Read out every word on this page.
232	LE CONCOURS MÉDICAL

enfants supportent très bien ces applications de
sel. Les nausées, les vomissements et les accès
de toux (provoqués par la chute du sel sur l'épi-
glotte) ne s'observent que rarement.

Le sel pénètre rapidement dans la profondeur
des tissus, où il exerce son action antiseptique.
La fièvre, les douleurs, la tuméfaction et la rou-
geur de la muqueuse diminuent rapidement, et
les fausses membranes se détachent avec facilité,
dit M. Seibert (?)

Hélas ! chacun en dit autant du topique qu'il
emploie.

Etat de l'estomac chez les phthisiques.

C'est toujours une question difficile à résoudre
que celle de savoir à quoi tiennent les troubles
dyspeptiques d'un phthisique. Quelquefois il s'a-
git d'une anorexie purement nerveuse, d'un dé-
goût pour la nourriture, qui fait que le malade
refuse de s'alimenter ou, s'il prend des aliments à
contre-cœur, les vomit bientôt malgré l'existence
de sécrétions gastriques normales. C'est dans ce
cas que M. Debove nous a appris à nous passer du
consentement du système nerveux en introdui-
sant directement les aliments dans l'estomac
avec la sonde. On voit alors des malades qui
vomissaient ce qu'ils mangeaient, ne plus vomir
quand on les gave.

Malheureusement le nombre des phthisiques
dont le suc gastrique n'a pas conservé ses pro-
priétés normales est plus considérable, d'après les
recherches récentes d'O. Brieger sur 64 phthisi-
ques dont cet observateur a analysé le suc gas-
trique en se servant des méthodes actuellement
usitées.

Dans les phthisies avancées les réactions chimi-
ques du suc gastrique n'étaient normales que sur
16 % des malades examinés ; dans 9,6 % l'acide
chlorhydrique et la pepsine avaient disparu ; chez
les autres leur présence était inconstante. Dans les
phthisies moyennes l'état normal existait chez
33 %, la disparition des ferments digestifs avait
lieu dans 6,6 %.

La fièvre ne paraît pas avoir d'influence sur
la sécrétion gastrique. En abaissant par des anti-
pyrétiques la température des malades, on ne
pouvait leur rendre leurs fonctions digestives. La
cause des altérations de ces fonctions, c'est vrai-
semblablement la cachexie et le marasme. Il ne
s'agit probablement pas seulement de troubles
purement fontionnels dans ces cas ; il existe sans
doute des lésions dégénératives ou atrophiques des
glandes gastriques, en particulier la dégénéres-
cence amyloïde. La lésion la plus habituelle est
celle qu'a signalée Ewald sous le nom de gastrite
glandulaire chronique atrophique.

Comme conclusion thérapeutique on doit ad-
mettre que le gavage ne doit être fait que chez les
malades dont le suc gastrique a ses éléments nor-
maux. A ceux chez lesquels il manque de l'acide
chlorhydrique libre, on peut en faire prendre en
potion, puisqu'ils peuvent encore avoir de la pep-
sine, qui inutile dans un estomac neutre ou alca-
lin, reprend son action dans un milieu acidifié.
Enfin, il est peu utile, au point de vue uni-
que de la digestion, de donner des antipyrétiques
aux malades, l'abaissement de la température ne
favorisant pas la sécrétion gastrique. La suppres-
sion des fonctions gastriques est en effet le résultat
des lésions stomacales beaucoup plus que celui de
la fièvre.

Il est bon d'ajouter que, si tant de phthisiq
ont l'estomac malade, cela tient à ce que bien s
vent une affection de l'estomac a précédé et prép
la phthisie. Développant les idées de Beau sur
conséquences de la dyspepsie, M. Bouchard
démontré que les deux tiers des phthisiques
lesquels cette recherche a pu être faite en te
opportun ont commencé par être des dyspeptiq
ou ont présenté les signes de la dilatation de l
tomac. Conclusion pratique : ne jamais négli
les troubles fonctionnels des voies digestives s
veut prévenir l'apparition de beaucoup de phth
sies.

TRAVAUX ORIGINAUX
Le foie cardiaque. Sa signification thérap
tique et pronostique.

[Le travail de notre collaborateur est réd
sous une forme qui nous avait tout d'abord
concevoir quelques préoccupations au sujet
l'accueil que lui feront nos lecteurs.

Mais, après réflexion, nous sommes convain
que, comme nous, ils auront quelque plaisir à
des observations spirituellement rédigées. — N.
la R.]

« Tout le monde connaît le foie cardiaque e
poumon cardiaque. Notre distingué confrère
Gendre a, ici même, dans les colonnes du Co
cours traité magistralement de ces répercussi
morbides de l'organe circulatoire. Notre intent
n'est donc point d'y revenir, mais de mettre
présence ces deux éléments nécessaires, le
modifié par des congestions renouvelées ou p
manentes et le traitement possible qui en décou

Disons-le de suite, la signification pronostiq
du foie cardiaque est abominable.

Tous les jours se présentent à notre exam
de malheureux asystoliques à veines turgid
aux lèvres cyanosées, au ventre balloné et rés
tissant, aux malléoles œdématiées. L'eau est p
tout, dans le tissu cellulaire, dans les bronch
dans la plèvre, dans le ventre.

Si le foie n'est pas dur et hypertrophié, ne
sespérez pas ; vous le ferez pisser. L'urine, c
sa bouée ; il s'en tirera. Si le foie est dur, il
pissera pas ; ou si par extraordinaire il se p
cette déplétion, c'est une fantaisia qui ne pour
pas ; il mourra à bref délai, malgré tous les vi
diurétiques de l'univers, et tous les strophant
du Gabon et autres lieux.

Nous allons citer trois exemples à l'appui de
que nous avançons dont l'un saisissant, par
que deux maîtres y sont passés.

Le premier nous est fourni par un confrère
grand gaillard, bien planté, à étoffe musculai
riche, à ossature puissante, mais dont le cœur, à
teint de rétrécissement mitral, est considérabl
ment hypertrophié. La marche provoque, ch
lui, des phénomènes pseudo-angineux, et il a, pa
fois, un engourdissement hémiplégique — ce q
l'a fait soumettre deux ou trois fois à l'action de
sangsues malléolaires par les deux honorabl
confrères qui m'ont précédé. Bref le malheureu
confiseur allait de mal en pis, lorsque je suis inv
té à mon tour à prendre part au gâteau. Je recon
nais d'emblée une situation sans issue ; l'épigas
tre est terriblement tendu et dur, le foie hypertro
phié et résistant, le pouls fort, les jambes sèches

========================================================================

=== What you have to do ===
Find every line in the records that has the string "malades", then state how many there are and nothing else.

=== Answer for the task ===
5